#### [DATA FOR THIS TASK]
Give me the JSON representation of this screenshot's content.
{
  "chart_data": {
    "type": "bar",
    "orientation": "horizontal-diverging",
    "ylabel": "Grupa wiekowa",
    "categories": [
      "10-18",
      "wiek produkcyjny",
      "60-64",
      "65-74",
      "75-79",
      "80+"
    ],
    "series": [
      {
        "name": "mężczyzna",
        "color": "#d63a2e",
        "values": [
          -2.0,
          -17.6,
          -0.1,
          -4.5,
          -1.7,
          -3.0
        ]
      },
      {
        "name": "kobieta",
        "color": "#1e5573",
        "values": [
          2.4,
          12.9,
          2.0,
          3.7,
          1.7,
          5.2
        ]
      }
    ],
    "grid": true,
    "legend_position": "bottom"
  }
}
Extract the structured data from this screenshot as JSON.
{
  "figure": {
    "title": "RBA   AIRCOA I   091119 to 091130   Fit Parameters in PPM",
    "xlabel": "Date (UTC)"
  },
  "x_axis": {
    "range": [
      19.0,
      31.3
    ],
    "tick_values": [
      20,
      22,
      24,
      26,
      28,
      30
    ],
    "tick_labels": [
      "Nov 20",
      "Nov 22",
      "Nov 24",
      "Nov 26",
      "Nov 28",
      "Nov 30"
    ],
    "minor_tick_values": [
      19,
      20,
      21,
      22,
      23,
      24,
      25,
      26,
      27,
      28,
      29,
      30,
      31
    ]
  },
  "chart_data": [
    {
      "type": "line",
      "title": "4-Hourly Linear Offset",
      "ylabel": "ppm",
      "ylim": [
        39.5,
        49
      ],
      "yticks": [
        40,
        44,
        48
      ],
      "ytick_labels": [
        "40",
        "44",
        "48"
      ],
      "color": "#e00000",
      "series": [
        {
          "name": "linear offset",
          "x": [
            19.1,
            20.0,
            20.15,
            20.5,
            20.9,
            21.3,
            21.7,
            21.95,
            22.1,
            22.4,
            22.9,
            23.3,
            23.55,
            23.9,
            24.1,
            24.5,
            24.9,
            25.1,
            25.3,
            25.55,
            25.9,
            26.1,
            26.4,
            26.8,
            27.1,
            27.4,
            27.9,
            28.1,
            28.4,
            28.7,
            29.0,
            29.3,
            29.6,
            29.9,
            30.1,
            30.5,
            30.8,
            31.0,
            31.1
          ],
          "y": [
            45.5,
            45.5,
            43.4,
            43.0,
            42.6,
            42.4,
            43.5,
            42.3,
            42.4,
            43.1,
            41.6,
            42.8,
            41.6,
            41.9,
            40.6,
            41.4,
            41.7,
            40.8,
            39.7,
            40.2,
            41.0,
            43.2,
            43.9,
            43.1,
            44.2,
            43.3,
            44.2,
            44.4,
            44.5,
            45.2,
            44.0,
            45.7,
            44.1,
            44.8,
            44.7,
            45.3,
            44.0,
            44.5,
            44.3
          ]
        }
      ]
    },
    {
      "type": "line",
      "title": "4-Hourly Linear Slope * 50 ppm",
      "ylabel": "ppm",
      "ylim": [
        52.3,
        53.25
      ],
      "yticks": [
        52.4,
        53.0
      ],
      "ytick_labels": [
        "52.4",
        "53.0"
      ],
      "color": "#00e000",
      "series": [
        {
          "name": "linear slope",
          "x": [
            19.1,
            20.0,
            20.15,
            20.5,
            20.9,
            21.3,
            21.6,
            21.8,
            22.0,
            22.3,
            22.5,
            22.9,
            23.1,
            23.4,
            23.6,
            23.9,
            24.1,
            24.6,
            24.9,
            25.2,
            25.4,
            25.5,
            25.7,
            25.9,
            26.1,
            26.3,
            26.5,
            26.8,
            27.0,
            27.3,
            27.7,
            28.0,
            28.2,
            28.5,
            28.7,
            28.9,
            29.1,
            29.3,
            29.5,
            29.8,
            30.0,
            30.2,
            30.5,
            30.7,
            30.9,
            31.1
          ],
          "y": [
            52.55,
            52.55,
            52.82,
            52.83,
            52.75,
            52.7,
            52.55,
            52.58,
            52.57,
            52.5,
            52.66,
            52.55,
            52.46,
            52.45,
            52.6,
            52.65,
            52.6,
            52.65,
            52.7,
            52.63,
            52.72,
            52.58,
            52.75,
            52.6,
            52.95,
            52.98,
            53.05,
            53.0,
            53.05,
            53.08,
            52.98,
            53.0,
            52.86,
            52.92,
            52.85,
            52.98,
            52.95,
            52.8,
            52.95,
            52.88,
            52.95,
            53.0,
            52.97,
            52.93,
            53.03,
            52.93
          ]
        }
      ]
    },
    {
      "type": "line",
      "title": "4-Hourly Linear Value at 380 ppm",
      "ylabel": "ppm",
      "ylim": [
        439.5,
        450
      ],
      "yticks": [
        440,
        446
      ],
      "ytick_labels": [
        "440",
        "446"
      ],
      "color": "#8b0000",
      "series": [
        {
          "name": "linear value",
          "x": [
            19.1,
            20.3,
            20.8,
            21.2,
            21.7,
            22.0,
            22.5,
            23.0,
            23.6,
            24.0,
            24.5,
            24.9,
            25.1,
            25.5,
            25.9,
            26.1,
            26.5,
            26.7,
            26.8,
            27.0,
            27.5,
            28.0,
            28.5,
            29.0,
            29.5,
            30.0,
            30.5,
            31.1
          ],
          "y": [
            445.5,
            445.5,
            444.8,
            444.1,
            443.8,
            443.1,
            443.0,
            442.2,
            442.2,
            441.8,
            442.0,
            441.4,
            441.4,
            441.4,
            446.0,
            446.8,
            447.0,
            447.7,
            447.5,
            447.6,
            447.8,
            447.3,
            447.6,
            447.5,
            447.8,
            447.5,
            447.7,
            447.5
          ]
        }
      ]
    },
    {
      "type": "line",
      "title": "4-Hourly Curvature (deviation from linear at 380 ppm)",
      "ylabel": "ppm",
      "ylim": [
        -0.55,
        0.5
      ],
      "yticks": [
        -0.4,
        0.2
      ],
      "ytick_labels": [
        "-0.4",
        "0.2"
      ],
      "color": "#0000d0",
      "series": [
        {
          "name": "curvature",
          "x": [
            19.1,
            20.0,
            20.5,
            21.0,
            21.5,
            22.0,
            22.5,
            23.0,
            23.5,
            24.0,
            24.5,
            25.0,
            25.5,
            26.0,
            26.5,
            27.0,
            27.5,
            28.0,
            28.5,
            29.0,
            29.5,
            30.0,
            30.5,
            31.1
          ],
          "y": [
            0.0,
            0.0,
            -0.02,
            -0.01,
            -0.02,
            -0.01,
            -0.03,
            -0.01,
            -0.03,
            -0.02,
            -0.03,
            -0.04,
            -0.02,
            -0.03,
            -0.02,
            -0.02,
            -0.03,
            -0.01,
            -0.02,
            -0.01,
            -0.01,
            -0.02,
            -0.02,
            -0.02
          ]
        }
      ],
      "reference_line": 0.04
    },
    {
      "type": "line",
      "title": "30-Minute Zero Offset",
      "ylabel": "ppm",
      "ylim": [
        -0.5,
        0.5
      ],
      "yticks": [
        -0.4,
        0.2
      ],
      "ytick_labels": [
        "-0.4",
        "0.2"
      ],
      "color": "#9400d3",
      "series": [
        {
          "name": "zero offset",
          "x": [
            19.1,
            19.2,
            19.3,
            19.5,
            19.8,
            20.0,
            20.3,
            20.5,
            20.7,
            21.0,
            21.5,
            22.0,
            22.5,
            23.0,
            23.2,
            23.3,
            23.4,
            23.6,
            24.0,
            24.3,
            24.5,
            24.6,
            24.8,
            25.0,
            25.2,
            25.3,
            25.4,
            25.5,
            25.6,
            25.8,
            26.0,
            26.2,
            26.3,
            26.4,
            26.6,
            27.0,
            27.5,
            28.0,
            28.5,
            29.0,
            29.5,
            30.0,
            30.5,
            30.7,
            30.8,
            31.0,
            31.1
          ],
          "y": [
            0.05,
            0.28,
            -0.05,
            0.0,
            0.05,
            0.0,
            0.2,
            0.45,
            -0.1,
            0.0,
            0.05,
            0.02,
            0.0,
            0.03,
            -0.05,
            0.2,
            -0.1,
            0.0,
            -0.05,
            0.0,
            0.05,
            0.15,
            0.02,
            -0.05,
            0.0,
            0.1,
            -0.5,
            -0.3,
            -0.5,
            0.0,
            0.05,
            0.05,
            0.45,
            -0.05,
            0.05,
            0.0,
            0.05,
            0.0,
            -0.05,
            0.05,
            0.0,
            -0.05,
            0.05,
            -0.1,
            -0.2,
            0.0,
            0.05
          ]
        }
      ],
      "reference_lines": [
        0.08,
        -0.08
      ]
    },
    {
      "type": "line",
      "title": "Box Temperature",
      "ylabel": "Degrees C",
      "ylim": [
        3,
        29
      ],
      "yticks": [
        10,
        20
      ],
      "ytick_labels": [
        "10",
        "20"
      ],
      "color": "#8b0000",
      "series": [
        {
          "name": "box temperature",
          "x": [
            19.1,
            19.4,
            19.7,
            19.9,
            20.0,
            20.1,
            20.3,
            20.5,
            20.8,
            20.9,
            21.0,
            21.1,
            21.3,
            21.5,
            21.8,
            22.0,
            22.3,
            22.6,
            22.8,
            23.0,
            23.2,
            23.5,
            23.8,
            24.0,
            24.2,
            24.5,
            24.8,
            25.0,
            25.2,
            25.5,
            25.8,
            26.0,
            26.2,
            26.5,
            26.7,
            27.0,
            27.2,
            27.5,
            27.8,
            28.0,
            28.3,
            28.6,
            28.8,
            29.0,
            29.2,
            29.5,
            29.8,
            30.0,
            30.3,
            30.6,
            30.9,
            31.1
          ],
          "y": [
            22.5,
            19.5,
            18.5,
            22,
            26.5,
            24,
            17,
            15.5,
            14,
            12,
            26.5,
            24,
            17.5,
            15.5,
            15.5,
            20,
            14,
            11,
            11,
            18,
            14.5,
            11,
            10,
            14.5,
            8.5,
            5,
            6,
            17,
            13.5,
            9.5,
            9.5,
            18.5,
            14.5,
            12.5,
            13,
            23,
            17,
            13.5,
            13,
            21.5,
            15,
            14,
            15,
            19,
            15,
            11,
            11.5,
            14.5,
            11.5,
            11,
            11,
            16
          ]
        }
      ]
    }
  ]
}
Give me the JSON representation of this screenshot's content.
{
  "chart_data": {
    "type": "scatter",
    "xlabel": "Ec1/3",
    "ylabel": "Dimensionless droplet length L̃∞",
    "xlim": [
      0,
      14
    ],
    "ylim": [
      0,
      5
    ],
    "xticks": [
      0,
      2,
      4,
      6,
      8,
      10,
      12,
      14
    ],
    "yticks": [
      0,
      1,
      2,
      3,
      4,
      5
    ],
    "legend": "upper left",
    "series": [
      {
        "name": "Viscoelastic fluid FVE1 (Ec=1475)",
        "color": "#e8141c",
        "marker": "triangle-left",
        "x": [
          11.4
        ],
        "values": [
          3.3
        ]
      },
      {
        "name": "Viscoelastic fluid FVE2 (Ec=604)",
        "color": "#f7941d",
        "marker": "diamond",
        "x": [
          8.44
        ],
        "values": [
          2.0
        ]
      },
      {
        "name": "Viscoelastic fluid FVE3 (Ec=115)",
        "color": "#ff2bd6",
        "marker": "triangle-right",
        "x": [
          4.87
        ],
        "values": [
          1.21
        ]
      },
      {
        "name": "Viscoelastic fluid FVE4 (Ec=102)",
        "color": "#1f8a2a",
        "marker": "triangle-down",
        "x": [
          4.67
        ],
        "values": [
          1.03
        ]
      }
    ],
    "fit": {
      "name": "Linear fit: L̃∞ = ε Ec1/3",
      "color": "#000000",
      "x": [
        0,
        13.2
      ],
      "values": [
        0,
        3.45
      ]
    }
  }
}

#### [EXERCISE BRIEF]
Tell how many lines in the material above include the word "marker", giving the number only.

#### [RESULT]
4